▶ EXERCISE BRIEF
All entries below need to be written out exactly, but without their pictures.

* Begin SUPPLIED RECORDS *

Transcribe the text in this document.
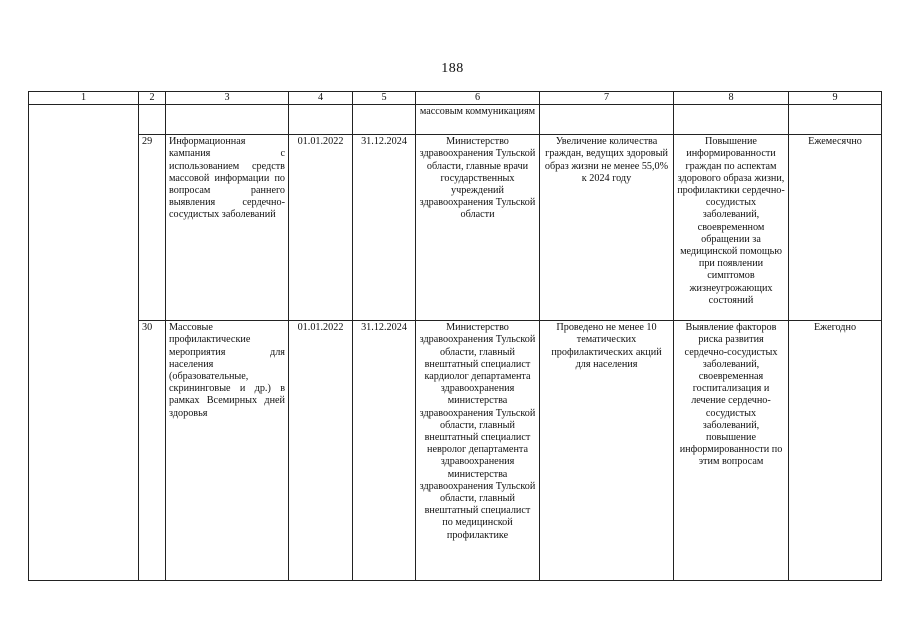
188
1	2	3	4	5	6	7	8	9
					массовым коммуникациям			
	29	Информационная кампания с использованием средств массовой информации по вопросам раннего выявления сердечно-сосудистых заболеваний	01.01.2022	31.12.2024	Министерство здравоохранения Тульской области, главные врачи государственных учреждений здравоохранения Тульской области	Увеличение количества граждан, ведущих здоровый образ жизни не менее 55,0% к 2024 году	Повышение информированности граждан по аспектам здорового образа жизни, профилактики сердечно-сосудистых заболеваний, своевременном обращении за медицинской помощью при появлении симптомов жизнеугрожающих состояний	Ежемесячно
	30	Массовые профилактические мероприятия для населения (образовательные, скрининговые и др.) в рамках Всемирных дней здоровья	01.01.2022	31.12.2024	Министерство здравоохранения Тульской области, главный внештатный специалист кардиолог департамента здравоохранения министерства здравоохранения Тульской области, главный внештатный специалист невролог департамента здравоохранения министерства здравоохранения Тульской области, главный внештатный специалист по медицинской профилактике	Проведено не менее 10 тематических профилактических акций для населения	Выявление факторов риска развития сердечно-сосудистых заболеваний, своевременная госпитализация и лечение сердечно-сосудистых заболеваний, повышение информированности по этим вопросам	Ежегодно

* End SUPPLIED RECORDS *

▶ REPLY
Transcribe the text in this document.
188
1	2	3	4	5	6	7	8	9
					массовым коммуникациям			
	29	Информационная кампания с использованием средств массовой информации по вопросам раннего выявления сердечно-сосудистых заболеваний	01.01.2022	31.12.2024	Министерство здравоохранения Тульской области, главные врачи государственных учреждений здравоохранения Тульской области	Увеличение количества граждан, ведущих здоровый образ жизни не менее 55,0% к 2024 году	Повышение информированности граждан по аспектам здорового образа жизни, профилактики сердечно-сосудистых заболеваний, своевременном обращении за медицинской помощью при появлении симптомов жизнеугрожающих состояний	Ежемесячно
	30	Массовые профилактические мероприятия для населения (образовательные, скрининговые и др.) в рамках Всемирных дней здоровья	01.01.2022	31.12.2024	Министерство здравоохранения Тульской области, главный внештатный специалист кардиолог департамента здравоохранения министерства здравоохранения Тульской области, главный внештатный специалист невролог департамента здравоохранения министерства здравоохранения Тульской области, главный внештатный специалист по медицинской профилактике	Проведено не менее 10 тематических профилактических акций для населения	Выявление факторов риска развития сердечно-сосудистых заболеваний, своевременная госпитализация и лечение сердечно-сосудистых заболеваний, повышение информированности по этим вопросам	Ежегодно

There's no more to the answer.